## Passage provided
____
Adversarial Attack with FGSM (Fast Gradient Signed Method)
Last modified: 2023-08-22
Adversarial Attack is the method to fool a neural network. This leads misclassification of a classification model. The FGSM attack is also known as white-box attack. In short, we need to know about the model’s architecture to achieve this attack
Create Adversarial Examples against ResNet
Reference: PyTorch Docs
It's recommended to use an environment which is optimized to implement a machine learning model such as Google Colaboratory, Jupyter Notebook.
1. Import Modules
import torch
import torch.nn as nn
import torch.nn.functional as F
from torchvision import datasets, models, transforms
import numpy as np
from PIL import Image
2. Load ResNet Model
We load the ResNet50 pretrained on ImageNet. It's no problem whether ResNet18, ResNet34, etc.
model = models.resnet50(pretrained=True)
model.eval()
torch.manual_seed(42)
use_cuda = True
device = "cuda" if torch.cuda.is_available() else "cpu"
print("Device: ", device)
3. Load/Preprocess Image
We use the image of the fluffy samoyed dog.
wget https://github.com/pytorch/hub/raw/master/images/dog.jpg
Then need to preprocess it.
# Define a function which preprocesss the original image
preprocess = transforms.Compose([
transforms.Resize(256),
transforms.CenterCrop(224),
transforms.ToTensor(),
transforms.Normalize(mean=[0.485, 0.456, 0.406], std=[0.229, 0.224, 0.225]),
])
orig_img_tensor = preprocess(orig_img)
# Prepend one dimension to the tensor for inference
orig_img_batch = orig_img_tensor.unsqueeze(0)
# Attach device to the image and the model
orig_img_batch = orig_img_batch.to(device)
model = model.to(device)
4. Load ImageNet Classes
We use the ImageNet classes. The labels will be used for checking which label the original image and adversarial images are classfied by the model.
wget https://raw.githubusercontent.com/pytorch/hub/master/imagenet_classes.txt
Then read this text file and assign to labels.
with open("imagenet_classes.txt", "r") as f:
labels = [s.strip() for s in f.readlines()]
5. Initial Prediction
Before creating adversarial examples, we need to know the classes and probabilities of the original image by the ResNet model.
pred = model(orig_img_batch)
probs = F.softmax(pred[0], dim=0)
probs_top5, idx_top5 = torch.topk(probs, 5)
print("The top 5 labels of highly probabilies:")
for i in range(probs_top5.size(0)):
print(f"{labels[idx_top5[i]]}: {probs_top5[i].item()*100:.2f}%")
# Extract the top probability and index (target) for use in the next sections
target_prob = probs_top5[0]
target_idx = idx_top5[0]
The top5 labels/accuracies should be such as below.
The top 5 labels of highly probabilies:
Samoyed: 87.33%
Pomeranian: 3.03%
white wolf: 1.97%
keeshond: 1.11%
Eskimo dog: 0.92%
As we imagine, the ResNet model predicted the original image as Samoyed
with 87.33%
accuracy.
____
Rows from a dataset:

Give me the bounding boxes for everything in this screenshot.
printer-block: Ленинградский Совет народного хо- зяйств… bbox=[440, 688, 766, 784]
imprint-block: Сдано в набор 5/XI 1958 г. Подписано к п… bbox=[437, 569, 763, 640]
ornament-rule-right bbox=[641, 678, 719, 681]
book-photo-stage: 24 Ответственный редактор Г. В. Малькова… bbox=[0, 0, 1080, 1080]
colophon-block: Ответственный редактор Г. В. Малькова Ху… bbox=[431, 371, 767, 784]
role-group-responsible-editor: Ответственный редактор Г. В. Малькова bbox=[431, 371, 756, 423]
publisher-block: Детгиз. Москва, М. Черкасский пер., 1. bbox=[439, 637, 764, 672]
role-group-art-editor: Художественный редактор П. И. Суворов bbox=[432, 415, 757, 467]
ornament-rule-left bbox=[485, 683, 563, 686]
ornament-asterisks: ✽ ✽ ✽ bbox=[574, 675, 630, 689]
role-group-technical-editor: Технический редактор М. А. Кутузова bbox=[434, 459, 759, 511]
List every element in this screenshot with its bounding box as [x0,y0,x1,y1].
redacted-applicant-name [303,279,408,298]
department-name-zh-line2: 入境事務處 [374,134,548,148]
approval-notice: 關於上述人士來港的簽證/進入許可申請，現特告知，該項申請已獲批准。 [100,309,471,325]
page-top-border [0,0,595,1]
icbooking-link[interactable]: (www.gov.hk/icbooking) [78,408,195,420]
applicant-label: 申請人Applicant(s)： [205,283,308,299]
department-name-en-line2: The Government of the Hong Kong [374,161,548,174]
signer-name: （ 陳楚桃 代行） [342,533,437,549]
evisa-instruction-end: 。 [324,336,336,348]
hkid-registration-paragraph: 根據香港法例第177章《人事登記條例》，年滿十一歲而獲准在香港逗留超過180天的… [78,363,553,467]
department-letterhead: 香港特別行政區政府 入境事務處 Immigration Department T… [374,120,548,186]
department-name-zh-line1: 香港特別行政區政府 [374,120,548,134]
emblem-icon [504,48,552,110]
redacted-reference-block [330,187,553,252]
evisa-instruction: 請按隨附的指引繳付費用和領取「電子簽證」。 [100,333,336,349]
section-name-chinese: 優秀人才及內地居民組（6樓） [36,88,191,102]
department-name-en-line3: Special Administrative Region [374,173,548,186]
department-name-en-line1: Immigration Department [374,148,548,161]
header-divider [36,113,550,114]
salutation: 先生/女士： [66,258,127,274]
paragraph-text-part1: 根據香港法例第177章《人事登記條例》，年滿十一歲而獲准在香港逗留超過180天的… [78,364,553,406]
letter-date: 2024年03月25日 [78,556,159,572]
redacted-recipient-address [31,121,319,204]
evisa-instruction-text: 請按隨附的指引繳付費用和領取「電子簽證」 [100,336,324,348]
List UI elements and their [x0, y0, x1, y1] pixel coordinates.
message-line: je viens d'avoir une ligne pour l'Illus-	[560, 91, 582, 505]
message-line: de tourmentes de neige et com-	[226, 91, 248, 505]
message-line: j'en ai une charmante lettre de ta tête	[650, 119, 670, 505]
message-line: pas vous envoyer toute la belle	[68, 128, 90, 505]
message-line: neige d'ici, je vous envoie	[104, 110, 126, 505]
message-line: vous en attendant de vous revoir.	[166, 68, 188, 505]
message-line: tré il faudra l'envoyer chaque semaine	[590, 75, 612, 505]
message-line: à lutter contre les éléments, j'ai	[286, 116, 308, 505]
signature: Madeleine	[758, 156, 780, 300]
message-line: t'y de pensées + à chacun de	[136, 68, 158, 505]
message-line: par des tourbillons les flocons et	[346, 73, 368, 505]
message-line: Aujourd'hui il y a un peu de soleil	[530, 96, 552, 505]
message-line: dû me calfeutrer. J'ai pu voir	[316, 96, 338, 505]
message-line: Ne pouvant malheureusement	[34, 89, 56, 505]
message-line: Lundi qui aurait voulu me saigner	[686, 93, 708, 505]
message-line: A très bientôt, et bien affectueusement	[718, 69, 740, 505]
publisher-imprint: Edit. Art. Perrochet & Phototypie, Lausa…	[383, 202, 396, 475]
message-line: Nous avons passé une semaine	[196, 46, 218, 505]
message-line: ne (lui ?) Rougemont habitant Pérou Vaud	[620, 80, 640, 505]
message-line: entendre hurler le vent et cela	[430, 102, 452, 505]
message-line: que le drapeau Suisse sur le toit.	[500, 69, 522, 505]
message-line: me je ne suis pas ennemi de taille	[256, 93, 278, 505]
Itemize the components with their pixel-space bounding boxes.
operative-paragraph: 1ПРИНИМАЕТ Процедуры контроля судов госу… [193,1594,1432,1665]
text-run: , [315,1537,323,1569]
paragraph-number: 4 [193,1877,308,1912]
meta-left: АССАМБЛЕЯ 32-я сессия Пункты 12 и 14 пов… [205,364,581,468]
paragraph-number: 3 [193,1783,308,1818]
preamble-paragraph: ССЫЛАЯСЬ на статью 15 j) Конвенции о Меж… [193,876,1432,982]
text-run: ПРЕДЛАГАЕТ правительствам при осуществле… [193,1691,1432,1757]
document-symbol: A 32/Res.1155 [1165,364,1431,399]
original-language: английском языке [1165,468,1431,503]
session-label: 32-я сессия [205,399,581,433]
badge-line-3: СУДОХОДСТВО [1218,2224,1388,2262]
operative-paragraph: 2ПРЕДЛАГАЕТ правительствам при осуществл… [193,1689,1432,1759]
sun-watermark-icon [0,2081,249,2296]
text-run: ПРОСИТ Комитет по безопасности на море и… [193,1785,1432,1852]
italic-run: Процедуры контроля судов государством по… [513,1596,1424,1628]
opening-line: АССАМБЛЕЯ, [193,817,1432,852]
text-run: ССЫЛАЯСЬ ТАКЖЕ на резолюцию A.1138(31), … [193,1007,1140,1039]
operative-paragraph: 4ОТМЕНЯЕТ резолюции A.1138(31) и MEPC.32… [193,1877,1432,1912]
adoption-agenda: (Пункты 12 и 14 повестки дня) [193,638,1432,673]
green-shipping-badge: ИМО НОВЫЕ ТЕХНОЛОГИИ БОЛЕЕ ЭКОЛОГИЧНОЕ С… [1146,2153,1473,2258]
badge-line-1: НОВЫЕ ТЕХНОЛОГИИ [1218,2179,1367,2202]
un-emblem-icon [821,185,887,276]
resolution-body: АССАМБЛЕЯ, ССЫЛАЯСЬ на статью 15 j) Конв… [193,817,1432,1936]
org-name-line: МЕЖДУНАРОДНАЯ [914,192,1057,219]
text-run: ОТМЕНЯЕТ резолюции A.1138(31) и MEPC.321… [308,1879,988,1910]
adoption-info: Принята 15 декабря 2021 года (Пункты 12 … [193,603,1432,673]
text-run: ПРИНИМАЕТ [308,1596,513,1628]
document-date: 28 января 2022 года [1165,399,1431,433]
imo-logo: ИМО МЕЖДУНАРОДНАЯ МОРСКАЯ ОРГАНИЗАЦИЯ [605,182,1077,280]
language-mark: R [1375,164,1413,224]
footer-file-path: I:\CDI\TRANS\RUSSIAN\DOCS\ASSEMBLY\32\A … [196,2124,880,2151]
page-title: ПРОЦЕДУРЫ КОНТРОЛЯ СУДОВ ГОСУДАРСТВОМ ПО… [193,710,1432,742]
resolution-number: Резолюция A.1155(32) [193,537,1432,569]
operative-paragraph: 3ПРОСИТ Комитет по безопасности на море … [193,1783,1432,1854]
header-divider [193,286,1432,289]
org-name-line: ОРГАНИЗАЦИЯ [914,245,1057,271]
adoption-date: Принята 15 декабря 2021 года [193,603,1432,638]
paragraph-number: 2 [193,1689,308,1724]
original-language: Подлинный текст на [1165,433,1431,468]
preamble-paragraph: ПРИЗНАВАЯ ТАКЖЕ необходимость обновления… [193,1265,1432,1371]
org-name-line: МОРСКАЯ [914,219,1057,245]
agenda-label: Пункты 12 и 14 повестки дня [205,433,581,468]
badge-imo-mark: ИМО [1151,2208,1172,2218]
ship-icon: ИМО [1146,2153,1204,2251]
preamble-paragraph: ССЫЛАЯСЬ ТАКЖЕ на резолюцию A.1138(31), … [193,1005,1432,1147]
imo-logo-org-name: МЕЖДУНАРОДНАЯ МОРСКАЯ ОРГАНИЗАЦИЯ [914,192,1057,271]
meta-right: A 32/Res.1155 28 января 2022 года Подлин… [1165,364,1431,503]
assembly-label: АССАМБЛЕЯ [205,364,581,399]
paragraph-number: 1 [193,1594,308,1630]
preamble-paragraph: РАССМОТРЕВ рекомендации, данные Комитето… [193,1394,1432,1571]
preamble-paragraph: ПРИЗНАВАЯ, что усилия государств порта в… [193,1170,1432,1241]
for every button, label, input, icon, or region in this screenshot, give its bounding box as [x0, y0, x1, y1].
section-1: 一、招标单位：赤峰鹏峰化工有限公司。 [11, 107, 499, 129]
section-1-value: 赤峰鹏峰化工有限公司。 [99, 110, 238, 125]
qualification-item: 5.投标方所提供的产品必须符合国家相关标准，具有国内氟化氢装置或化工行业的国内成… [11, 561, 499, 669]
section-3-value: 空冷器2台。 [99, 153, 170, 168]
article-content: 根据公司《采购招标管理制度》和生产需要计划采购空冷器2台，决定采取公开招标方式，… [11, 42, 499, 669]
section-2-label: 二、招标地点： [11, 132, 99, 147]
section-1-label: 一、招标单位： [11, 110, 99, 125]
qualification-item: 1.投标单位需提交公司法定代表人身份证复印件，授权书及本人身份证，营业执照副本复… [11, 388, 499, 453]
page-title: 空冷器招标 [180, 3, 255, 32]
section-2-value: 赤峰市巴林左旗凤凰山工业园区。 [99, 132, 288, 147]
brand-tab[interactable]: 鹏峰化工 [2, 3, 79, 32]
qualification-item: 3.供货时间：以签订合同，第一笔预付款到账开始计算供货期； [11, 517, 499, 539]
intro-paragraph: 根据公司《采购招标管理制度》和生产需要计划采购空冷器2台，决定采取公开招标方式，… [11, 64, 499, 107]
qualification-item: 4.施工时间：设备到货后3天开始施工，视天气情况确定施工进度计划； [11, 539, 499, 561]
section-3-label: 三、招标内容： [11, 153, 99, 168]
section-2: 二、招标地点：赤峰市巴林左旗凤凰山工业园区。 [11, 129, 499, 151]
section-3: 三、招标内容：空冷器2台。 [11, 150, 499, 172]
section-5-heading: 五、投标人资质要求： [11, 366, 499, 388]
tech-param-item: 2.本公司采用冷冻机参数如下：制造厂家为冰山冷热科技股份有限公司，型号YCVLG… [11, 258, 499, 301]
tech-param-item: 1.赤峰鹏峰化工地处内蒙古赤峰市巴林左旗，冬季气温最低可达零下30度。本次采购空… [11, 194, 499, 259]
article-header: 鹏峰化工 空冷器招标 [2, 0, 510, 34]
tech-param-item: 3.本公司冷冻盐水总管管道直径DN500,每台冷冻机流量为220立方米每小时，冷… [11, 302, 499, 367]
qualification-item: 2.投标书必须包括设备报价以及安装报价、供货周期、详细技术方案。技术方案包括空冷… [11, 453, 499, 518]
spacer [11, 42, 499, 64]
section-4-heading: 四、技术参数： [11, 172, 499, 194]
____
## Instructions to follow
Continue the FGSM adversarial attack tutorial, picking up after its last sentence.

## Response
6. Define Function to Denormalize
Create a function to denormalize an input image. Since the original image must be denormalized before FGSM process, this function is used to do that.
def denorm(batch, mean=[0.485, 0.456, 0.406], std=[0.229, 0.224, 0.225]):
if isinstance(mean, list):
mean = torch.tensor(mean).to(device)
if isinstance(std, list):
std = torch.tensor(std).to(device)
return batch * std.view(1, -1, 1, 1) + mean.view(1, -1, 1, 1)
7. Calculate Perturbations
This process is the main role of the Adversarial Attack.
It calculates the sign of the backpropagated gradients. It will be used for adjusting the input data to maximize the loss value in the next section.
def calc_perturbations(image, target):
image.requires_grad = True
# Predict the original image
pred = model(image)
loss = F.nll_loss(pred, target)
model.zero_grad()
loss.backward()
gradient = image.grad.data
signed_grad = gradient.sign()
return signed_grad
perturbations = calc_perturbations(orig_img_batch, torch.tensor([target_idx]))
8. Start Creating Adversarial Examples
Now generate adversarial exampels by each epsilon.
The adversarial image is generated by adding the multiply of epsilong and perturbations to the original image data.
Generally, the higher the value of epsilon, the less accuracy of the prediction by the model.
epsilons = [0, .01, .05, .1, .2]
adv_examples = []
for eps in epsilons:
orig_img_batch_denorm = denorm(orig_img_batch)
adv_img = orig_img_batch_denorm + eps * perturbations
adv_img = torch.clamp(adv_img, 0, 1)
# Normalize the adversarial image
adv_img_norm = transforms.Normalize((0.485, 0.456, 0.406), (0.229, 0.224, 0.225))(adv_img)
# Predict the adversarial example
adv_pred = model(adv_img_norm)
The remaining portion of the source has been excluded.